What the task asks:
Identify, in the records below, every line where the string "Hogweed" appears, and copy each such line.

Items:
# # # # #
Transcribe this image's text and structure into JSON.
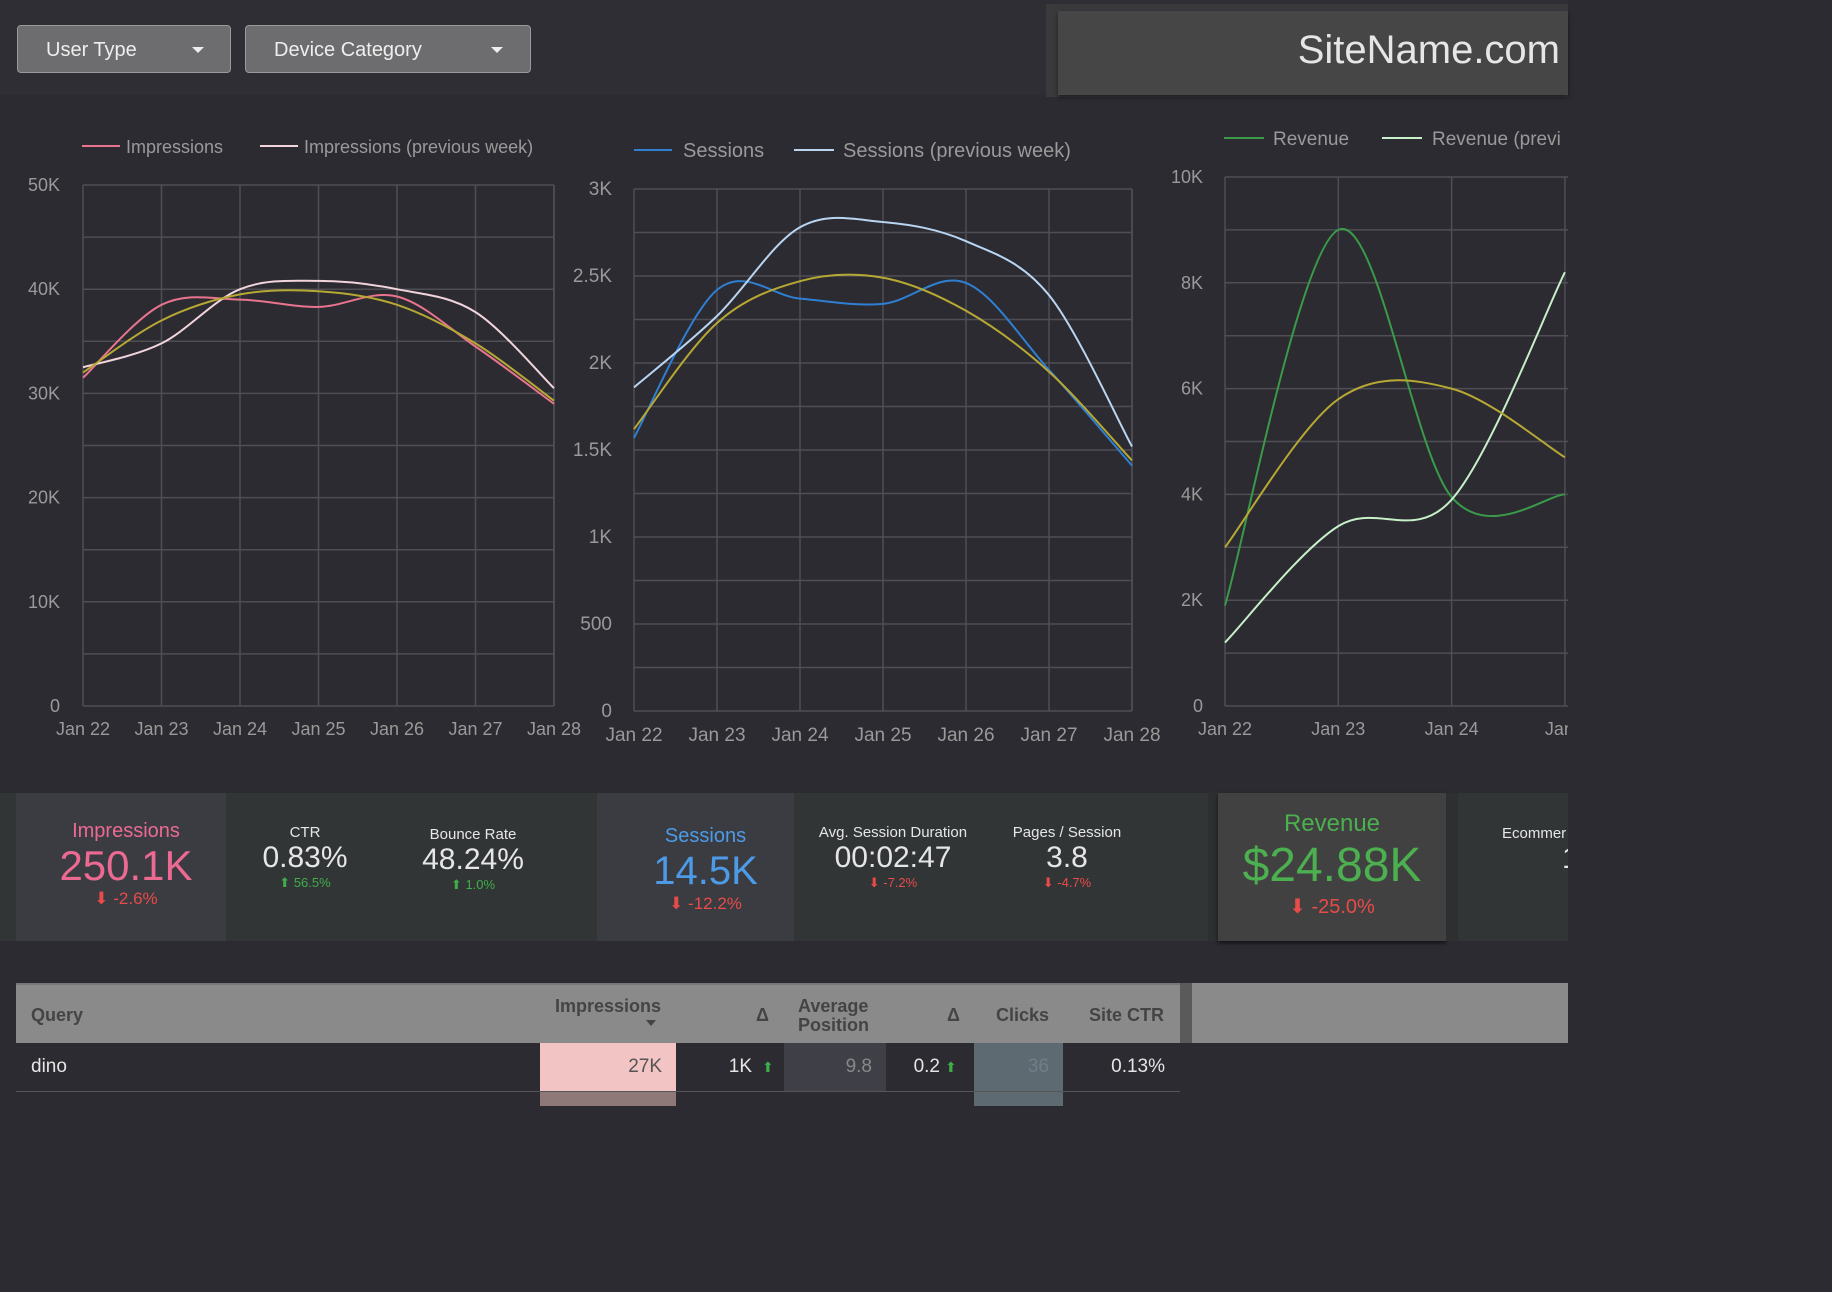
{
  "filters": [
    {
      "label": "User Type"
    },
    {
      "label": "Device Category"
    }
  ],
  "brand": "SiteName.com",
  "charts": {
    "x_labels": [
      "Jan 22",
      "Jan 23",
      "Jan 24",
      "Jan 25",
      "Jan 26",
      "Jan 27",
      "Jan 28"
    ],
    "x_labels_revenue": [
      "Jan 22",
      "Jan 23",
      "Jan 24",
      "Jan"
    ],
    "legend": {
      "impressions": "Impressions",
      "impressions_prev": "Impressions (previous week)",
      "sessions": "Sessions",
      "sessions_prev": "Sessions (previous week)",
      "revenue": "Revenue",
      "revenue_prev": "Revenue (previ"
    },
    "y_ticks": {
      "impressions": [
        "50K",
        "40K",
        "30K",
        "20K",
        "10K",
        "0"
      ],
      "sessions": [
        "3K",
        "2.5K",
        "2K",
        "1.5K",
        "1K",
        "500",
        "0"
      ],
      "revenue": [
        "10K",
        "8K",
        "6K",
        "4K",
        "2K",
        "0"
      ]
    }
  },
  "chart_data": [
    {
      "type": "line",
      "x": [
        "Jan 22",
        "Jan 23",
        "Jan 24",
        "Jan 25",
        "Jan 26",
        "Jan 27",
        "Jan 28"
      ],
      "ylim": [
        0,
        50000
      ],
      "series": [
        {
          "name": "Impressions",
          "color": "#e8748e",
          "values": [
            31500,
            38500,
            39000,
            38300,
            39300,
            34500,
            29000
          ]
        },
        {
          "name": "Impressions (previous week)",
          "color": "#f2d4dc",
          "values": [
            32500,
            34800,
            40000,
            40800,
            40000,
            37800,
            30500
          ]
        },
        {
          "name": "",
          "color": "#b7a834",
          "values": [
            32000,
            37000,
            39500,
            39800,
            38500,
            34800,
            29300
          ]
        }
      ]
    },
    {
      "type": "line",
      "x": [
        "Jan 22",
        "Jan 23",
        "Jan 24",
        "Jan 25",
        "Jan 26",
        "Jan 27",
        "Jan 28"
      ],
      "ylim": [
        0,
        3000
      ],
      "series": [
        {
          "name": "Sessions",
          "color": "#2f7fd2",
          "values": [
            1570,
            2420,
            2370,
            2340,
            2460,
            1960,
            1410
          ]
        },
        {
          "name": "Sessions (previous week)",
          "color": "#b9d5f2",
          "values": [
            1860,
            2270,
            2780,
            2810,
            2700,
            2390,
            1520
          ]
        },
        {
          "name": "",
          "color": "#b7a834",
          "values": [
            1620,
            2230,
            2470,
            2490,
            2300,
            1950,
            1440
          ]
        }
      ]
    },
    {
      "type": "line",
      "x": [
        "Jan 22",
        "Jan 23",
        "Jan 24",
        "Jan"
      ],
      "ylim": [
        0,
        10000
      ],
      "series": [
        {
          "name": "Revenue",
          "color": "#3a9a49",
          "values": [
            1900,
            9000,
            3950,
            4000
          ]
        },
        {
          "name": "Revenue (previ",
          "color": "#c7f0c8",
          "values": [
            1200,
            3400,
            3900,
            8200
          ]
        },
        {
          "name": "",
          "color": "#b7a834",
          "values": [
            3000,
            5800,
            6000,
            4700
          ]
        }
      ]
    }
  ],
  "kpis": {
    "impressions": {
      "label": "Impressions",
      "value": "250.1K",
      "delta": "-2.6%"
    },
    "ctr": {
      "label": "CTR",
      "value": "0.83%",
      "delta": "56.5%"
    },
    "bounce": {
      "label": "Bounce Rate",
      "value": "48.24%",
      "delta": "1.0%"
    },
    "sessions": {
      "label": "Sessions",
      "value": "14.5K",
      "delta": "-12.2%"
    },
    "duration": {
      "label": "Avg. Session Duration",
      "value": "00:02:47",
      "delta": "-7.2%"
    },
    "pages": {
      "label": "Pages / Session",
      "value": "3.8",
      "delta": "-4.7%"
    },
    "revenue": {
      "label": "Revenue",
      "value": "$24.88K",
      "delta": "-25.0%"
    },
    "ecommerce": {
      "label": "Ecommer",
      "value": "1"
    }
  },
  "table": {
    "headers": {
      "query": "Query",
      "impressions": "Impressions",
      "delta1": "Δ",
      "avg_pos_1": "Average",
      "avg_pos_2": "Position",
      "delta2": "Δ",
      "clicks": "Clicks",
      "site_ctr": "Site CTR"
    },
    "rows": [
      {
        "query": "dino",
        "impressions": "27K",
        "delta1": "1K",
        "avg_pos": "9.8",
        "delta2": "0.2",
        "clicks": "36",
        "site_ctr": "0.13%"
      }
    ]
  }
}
# # # # #
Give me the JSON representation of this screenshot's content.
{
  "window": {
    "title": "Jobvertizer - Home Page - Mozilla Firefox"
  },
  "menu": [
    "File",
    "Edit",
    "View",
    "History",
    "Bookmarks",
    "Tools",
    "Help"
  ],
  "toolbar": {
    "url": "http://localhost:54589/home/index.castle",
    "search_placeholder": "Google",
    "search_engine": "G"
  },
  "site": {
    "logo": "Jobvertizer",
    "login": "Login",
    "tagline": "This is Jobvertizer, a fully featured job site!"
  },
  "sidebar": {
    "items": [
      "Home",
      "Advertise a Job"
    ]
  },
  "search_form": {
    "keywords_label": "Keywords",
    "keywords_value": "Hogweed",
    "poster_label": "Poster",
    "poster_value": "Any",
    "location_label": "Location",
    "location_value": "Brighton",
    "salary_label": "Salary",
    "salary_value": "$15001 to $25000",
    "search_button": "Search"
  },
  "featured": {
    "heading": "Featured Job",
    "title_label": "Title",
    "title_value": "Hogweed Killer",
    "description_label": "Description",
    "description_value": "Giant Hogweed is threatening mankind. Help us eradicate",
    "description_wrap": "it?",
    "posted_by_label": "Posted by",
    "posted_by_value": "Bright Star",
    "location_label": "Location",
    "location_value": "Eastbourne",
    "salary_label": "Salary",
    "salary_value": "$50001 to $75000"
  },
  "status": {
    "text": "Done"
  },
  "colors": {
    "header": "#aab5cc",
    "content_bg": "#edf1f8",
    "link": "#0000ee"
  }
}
# # # # #
Output:
    "keywords_value": "Hogweed",
    "title_value": "Hogweed Killer",
    "description_value": "Giant Hogweed is threatening mankind. Help us eradicate",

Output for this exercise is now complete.